- [WRITTEN INSTRUCTION] Reproduce each line of the material precisely.

- [RECORDS FOR THE TASK]
■ ■ ■ ■ ■ ■ ■

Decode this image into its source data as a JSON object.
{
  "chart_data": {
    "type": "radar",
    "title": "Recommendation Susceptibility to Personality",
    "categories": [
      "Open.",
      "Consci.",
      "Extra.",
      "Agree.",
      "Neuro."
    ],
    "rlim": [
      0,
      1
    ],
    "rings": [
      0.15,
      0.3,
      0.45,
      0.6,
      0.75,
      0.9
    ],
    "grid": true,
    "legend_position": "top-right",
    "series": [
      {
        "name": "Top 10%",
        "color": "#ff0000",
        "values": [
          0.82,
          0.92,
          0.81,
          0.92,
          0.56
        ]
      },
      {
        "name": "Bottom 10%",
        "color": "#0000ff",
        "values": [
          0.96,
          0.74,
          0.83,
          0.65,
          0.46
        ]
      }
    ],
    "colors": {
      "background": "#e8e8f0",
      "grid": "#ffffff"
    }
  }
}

■ ■ ■ ■ ■ ■ ■

- [OUTPUT BELOW]
Decode this image into its source data as a JSON object.
{
  "chart_data": {
    "type": "radar",
    "title": "Recommendation Susceptibility to Personality",
    "categories": [
      "Open.",
      "Consci.",
      "Extra.",
      "Agree.",
      "Neuro."
    ],
    "rlim": [
      0,
      1
    ],
    "rings": [
      0.15,
      0.3,
      0.45,
      0.6,
      0.75,
      0.9
    ],
    "grid": true,
    "legend_position": "top-right",
    "series": [
      {
        "name": "Top 10%",
        "color": "#ff0000",
        "values": [
          0.82,
          0.92,
          0.81,
          0.92,
          0.56
        ]
      },
      {
        "name": "Bottom 10%",
        "color": "#0000ff",
        "values": [
          0.96,
          0.74,
          0.83,
          0.65,
          0.46
        ]
      }
    ],
    "colors": {
      "background": "#e8e8f0",
      "grid": "#ffffff"
    }
  }
}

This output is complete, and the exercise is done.